-- Start INFORMATION GIVEN --
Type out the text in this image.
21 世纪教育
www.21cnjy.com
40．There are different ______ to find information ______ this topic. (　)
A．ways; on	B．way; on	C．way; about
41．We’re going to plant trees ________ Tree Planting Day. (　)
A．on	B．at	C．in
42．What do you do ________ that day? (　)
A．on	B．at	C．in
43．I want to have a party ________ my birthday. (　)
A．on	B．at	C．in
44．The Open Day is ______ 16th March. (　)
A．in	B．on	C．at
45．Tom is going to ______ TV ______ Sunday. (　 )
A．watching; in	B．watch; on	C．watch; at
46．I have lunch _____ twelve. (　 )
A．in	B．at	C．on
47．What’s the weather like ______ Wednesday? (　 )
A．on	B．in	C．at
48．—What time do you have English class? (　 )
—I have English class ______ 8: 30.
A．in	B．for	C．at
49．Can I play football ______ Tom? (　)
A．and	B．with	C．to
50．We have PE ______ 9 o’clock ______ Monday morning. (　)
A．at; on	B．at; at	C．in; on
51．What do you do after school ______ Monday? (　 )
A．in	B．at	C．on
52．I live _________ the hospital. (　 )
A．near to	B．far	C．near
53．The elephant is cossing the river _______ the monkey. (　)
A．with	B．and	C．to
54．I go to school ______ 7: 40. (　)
-- End INFORMATION GIVEN --
§ GOAL
Quote the entire listing above exactly.

§ SOLUTION
Type out the text in this image.
21 世纪教育
www.21cnjy.com
40．There are different ______ to find information ______ this topic. (　)
A．ways; on	B．way; on	C．way; about
41．We’re going to plant trees ________ Tree Planting Day. (　)
A．on	B．at	C．in
42．What do you do ________ that day? (　)
A．on	B．at	C．in
43．I want to have a party ________ my birthday. (　)
A．on	B．at	C．in
44．The Open Day is ______ 16th March. (　)
A．in	B．on	C．at
45．Tom is going to ______ TV ______ Sunday. (　 )
A．watching; in	B．watch; on	C．watch; at
46．I have lunch _____ twelve. (　 )
A．in	B．at	C．on
47．What’s the weather like ______ Wednesday? (　 )
A．on	B．in	C．at
48．—What time do you have English class? (　 )
—I have English class ______ 8: 30.
A．in	B．for	C．at
49．Can I play football ______ Tom? (　)
A．and	B．with	C．to
50．We have PE ______ 9 o’clock ______ Monday morning. (　)
A．at; on	B．at; at	C．in; on
51．What do you do after school ______ Monday? (　 )
A．in	B．at	C．on
52．I live _________ the hospital. (　 )
A．near to	B．far	C．near
53．The elephant is cossing the river _______ the monkey. (　)
A．with	B．and	C．to
54．I go to school ______ 7: 40. (　)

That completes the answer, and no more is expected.